#### [TO BE DONE]
Output the lines that follow exactly as they are.

(Dataset items)

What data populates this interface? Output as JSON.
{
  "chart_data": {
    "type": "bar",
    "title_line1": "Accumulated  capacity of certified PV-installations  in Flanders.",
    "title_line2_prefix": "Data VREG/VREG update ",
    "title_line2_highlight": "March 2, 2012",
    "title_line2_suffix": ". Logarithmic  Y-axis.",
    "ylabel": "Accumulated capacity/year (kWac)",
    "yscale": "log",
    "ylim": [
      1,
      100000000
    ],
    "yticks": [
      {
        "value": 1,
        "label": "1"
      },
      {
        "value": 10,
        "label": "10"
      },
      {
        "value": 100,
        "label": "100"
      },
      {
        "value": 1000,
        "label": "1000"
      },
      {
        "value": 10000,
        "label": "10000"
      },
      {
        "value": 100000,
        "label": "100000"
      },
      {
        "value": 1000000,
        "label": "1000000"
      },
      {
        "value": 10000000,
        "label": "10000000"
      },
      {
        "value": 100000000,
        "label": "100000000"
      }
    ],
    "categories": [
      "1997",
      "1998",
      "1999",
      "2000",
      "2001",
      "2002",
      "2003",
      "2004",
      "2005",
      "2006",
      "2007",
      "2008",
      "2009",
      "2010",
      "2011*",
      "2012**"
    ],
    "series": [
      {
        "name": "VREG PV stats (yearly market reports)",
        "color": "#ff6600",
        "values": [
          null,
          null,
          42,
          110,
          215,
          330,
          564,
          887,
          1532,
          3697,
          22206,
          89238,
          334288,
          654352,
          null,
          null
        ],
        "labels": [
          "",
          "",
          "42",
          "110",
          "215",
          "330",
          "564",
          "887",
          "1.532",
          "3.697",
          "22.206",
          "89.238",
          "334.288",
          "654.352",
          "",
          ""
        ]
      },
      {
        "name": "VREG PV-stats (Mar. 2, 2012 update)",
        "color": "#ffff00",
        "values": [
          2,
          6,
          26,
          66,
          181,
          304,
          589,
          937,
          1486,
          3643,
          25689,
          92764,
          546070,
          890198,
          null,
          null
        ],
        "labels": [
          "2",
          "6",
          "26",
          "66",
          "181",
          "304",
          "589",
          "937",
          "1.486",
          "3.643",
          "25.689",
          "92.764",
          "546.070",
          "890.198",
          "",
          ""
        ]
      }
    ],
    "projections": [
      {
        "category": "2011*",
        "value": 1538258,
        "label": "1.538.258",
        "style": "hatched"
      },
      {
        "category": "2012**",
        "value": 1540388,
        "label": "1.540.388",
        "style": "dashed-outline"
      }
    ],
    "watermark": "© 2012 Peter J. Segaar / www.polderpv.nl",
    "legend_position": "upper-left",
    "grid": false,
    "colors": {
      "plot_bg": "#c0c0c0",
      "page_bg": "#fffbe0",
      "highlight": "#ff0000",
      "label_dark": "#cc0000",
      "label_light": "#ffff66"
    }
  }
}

#### [IN RESPONSE]
What data populates this interface? Output as JSON.
{
  "chart_data": {
    "type": "bar",
    "title_line1": "Accumulated  capacity of certified PV-installations  in Flanders.",
    "title_line2_prefix": "Data VREG/VREG update ",
    "title_line2_highlight": "March 2, 2012",
    "title_line2_suffix": ". Logarithmic  Y-axis.",
    "ylabel": "Accumulated capacity/year (kWac)",
    "yscale": "log",
    "ylim": [
      1,
      100000000
    ],
    "yticks": [
      {
        "value": 1,
        "label": "1"
      },
      {
        "value": 10,
        "label": "10"
      },
      {
        "value": 100,
        "label": "100"
      },
      {
        "value": 1000,
        "label": "1000"
      },
      {
        "value": 10000,
        "label": "10000"
      },
      {
        "value": 100000,
        "label": "100000"
      },
      {
        "value": 1000000,
        "label": "1000000"
      },
      {
        "value": 10000000,
        "label": "10000000"
      },
      {
        "value": 100000000,
        "label": "100000000"
      }
    ],
    "categories": [
      "1997",
      "1998",
      "1999",
      "2000",
      "2001",
      "2002",
      "2003",
      "2004",
      "2005",
      "2006",
      "2007",
      "2008",
      "2009",
      "2010",
      "2011*",
      "2012**"
    ],
    "series": [
      {
        "name": "VREG PV stats (yearly market reports)",
        "color": "#ff6600",
        "values": [
          null,
          null,
          42,
          110,
          215,
          330,
          564,
          887,
          1532,
          3697,
          22206,
          89238,
          334288,
          654352,
          null,
          null
        ],
        "labels": [
          "",
          "",
          "42",
          "110",
          "215",
          "330",
          "564",
          "887",
          "1.532",
          "3.697",
          "22.206",
          "89.238",
          "334.288",
          "654.352",
          "",
          ""
        ]
      },
      {
        "name": "VREG PV-stats (Mar. 2, 2012 update)",
        "color": "#ffff00",
        "values": [
          2,
          6,
          26,
          66,
          181,
          304,
          589,
          937,
          1486,
          3643,
          25689,
          92764,
          546070,
          890198,
          null,
          null
        ],
        "labels": [
          "2",
          "6",
          "26",
          "66",
          "181",
          "304",
          "589",
          "937",
          "1.486",
          "3.643",
          "25.689",
          "92.764",
          "546.070",
          "890.198",
          "",
          ""
        ]
      }
    ],
    "projections": [
      {
        "category": "2011*",
        "value": 1538258,
        "label": "1.538.258",
        "style": "hatched"
      },
      {
        "category": "2012**",
        "value": 1540388,
        "label": "1.540.388",
        "style": "dashed-outline"
      }
    ],
    "watermark": "© 2012 Peter J. Segaar / www.polderpv.nl",
    "legend_position": "upper-left",
    "grid": false,
    "colors": {
      "plot_bg": "#c0c0c0",
      "page_bg": "#fffbe0",
      "highlight": "#ff0000",
      "label_dark": "#cc0000",
      "label_light": "#ffff66"
    }
  }
}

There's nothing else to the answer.